BEGIN Given records

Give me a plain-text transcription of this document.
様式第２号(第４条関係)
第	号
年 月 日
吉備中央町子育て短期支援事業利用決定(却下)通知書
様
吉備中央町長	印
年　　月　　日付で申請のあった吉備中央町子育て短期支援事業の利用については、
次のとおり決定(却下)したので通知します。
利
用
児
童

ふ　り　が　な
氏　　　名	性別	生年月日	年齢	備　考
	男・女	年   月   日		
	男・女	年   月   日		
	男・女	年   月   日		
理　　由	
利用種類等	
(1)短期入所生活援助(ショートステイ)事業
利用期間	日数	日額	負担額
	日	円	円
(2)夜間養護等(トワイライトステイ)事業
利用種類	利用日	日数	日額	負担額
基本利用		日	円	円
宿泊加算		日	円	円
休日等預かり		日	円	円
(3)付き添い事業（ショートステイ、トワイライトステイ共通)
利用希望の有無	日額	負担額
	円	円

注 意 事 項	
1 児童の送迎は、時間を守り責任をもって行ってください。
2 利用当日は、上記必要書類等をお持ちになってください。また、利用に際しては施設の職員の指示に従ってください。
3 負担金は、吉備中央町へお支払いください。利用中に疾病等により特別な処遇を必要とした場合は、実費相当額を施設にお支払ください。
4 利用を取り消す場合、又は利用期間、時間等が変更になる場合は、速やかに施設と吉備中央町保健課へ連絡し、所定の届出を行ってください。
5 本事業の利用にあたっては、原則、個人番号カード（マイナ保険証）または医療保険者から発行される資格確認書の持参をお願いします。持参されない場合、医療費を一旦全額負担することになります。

END Given records
BEGIN Given records

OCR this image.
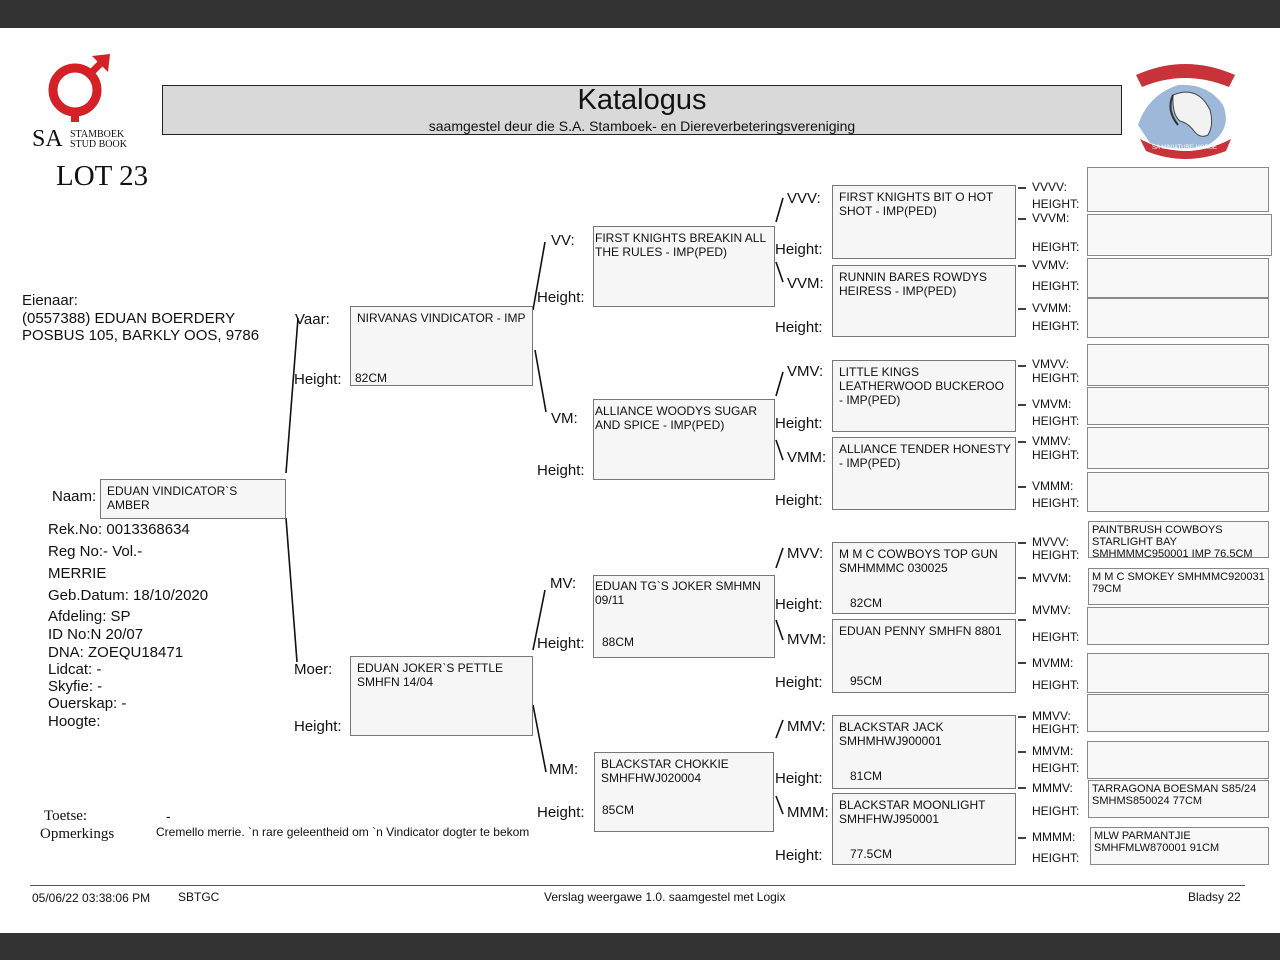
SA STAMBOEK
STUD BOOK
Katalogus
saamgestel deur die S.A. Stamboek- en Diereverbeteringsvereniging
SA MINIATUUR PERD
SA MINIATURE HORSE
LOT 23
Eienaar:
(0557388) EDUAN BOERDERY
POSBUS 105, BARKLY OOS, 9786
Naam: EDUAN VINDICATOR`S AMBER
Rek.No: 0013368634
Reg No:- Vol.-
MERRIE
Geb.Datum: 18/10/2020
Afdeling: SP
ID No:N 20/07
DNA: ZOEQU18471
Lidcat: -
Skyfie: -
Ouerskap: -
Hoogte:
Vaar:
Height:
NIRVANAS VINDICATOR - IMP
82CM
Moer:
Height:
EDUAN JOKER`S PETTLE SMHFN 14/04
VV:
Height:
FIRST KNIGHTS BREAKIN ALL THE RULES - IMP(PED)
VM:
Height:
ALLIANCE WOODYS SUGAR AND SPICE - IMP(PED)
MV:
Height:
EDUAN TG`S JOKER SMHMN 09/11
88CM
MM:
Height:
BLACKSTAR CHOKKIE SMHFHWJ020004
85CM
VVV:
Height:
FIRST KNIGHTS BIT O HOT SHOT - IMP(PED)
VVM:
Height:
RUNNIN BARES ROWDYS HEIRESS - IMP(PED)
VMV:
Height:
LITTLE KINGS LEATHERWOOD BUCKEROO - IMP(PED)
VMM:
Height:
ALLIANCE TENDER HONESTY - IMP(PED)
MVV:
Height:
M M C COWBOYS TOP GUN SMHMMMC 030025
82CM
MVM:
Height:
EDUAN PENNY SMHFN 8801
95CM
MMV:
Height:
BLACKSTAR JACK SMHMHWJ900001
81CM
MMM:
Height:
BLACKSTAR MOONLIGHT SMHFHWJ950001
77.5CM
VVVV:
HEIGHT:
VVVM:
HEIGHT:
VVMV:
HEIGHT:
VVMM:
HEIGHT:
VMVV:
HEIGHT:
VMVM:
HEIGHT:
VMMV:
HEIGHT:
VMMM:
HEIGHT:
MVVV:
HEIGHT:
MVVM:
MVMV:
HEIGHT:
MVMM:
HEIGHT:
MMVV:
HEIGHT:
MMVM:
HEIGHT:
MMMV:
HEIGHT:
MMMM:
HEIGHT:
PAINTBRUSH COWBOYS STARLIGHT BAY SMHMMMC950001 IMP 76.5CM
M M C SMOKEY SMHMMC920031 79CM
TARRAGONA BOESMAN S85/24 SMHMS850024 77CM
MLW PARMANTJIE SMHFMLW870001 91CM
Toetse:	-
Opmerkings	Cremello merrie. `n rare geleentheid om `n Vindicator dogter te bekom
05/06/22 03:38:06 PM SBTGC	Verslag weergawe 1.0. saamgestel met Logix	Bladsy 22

END Given records
BEGIN Given records

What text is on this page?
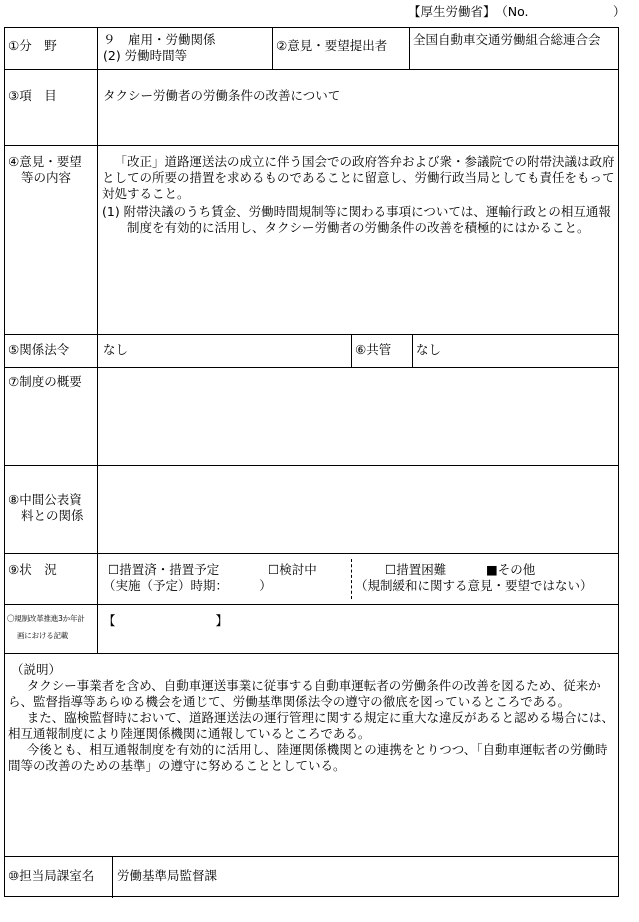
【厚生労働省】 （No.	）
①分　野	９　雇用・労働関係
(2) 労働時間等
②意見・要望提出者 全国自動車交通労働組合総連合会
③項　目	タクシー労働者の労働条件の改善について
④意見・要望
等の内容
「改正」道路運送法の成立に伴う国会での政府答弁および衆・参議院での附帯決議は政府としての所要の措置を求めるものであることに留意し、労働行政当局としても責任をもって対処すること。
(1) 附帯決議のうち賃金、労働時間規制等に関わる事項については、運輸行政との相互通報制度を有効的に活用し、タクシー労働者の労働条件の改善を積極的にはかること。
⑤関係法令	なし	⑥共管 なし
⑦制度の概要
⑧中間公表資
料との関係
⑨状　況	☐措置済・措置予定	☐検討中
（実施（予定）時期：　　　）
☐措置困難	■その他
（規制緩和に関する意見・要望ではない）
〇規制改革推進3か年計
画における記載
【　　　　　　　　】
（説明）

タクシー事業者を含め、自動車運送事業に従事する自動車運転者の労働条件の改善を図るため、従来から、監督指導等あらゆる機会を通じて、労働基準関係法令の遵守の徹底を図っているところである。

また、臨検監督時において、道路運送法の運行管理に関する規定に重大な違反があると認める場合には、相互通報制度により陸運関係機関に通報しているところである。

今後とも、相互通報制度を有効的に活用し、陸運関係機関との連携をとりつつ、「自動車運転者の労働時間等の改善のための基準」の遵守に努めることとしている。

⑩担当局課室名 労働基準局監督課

END Given records

◆ What to work on ◆
Your task is to collect every line above that contains the word "this".

◆ Final result ◆
Give me a plain-text transcription of this document.
OCR this image.
What text is on this page?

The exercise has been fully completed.